> [WORK TO DO]: Can you reproduce the data beneath, keeping every line exact?

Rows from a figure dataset
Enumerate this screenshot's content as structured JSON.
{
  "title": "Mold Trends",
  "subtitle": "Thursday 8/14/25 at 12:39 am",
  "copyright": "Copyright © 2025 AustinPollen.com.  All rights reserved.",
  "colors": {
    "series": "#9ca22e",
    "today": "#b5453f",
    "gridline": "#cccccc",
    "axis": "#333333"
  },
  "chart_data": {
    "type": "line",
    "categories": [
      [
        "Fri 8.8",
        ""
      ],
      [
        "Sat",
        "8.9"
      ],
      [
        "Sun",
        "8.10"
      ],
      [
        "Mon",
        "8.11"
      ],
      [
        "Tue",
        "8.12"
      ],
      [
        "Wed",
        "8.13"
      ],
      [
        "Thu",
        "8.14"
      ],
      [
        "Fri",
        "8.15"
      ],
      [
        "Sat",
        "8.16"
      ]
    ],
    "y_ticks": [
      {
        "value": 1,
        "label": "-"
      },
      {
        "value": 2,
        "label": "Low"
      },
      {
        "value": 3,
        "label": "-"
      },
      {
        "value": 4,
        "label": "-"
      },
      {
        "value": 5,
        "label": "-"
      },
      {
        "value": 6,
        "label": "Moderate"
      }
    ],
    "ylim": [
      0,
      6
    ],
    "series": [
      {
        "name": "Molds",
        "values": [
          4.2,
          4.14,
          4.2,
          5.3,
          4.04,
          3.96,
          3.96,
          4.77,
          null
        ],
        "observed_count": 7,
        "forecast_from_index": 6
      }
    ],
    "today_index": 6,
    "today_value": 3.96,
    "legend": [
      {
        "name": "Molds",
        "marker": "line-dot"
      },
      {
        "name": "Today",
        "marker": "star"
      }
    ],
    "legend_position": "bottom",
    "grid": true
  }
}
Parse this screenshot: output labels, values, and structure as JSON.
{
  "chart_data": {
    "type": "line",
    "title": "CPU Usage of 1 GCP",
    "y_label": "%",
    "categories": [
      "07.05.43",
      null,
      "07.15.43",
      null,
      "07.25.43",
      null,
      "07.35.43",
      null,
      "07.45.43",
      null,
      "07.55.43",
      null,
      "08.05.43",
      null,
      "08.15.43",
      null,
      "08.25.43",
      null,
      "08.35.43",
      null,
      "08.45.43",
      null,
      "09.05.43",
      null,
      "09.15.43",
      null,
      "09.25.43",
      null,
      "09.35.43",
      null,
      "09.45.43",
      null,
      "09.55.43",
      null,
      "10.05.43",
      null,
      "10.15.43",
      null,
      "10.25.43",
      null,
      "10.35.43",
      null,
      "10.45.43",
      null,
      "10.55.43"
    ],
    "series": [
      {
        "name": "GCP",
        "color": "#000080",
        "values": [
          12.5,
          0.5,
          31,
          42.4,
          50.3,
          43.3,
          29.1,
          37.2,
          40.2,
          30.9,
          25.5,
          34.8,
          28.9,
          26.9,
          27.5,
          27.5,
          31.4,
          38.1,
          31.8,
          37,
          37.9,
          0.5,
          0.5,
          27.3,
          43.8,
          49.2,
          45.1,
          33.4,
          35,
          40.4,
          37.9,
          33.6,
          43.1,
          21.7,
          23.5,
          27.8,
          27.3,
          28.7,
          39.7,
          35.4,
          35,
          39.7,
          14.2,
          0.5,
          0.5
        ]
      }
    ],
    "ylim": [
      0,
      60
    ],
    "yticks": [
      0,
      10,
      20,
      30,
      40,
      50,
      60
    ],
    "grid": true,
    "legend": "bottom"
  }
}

> [TASK RESULT]:
Enumerate this screenshot's content as structured JSON.
{
  "title": "Mold Trends",
  "subtitle": "Thursday 8/14/25 at 12:39 am",
  "copyright": "Copyright © 2025 AustinPollen.com.  All rights reserved.",
  "colors": {
    "series": "#9ca22e",
    "today": "#b5453f",
    "gridline": "#cccccc",
    "axis": "#333333"
  },
  "chart_data": {
    "type": "line",
    "categories": [
      [
        "Fri 8.8",
        ""
      ],
      [
        "Sat",
        "8.9"
      ],
      [
        "Sun",
        "8.10"
      ],
      [
        "Mon",
        "8.11"
      ],
      [
        "Tue",
        "8.12"
      ],
      [
        "Wed",
        "8.13"
      ],
      [
        "Thu",
        "8.14"
      ],
      [
        "Fri",
        "8.15"
      ],
      [
        "Sat",
        "8.16"
      ]
    ],
    "y_ticks": [
      {
        "value": 1,
        "label": "-"
      },
      {
        "value": 2,
        "label": "Low"
      },
      {
        "value": 3,
        "label": "-"
      },
      {
        "value": 4,
        "label": "-"
      },
      {
        "value": 5,
        "label": "-"
      },
      {
        "value": 6,
        "label": "Moderate"
      }
    ],
    "ylim": [
      0,
      6
    ],
    "series": [
      {
        "name": "Molds",
        "values": [
          4.2,
          4.14,
          4.2,
          5.3,
          4.04,
          3.96,
          3.96,
          4.77,
          null
        ],
        "observed_count": 7,
        "forecast_from_index": 6
      }
    ],
    "today_index": 6,
    "today_value": 3.96,
    "legend": [
      {
        "name": "Molds",
        "marker": "line-dot"
      },
      {
        "name": "Today",
        "marker": "star"
      }
    ],
    "legend_position": "bottom",
    "grid": true
  }
}
Parse this screenshot: output labels, values, and structure as JSON.
{
  "chart_data": {
    "type": "line",
    "title": "CPU Usage of 1 GCP",
    "y_label": "%",
    "categories": [
      "07.05.43",
      null,
      "07.15.43",
      null,
      "07.25.43",
      null,
      "07.35.43",
      null,
      "07.45.43",
      null,
      "07.55.43",
      null,
      "08.05.43",
      null,
      "08.15.43",
      null,
      "08.25.43",
      null,
      "08.35.43",
      null,
      "08.45.43",
      null,
      "09.05.43",
      null,
      "09.15.43",
      null,
      "09.25.43",
      null,
      "09.35.43",
      null,
      "09.45.43",
      null,
      "09.55.43",
      null,
      "10.05.43",
      null,
      "10.15.43",
      null,
      "10.25.43",
      null,
      "10.35.43",
      null,
      "10.45.43",
      null,
      "10.55.43"
    ],
    "series": [
      {
        "name": "GCP",
        "color": "#000080",
        "values": [
          12.5,
          0.5,
          31,
          42.4,
          50.3,
          43.3,
          29.1,
          37.2,
          40.2,
          30.9,
          25.5,
          34.8,
          28.9,
          26.9,
          27.5,
          27.5,
          31.4,
          38.1,
          31.8,
          37,
          37.9,
          0.5,
          0.5,
          27.3,
          43.8,
          49.2,
          45.1,
          33.4,
          35,
          40.4,
          37.9,
          33.6,
          43.1,
          21.7,
          23.5,
          27.8,
          27.3,
          28.7,
          39.7,
          35.4,
          35,
          39.7,
          14.2,
          0.5,
          0.5
        ]
      }
    ],
    "ylim": [
      0,
      60
    ],
    "yticks": [
      0,
      10,
      20,
      30,
      40,
      50,
      60
    ],
    "grid": true,
    "legend": "bottom"
  }
}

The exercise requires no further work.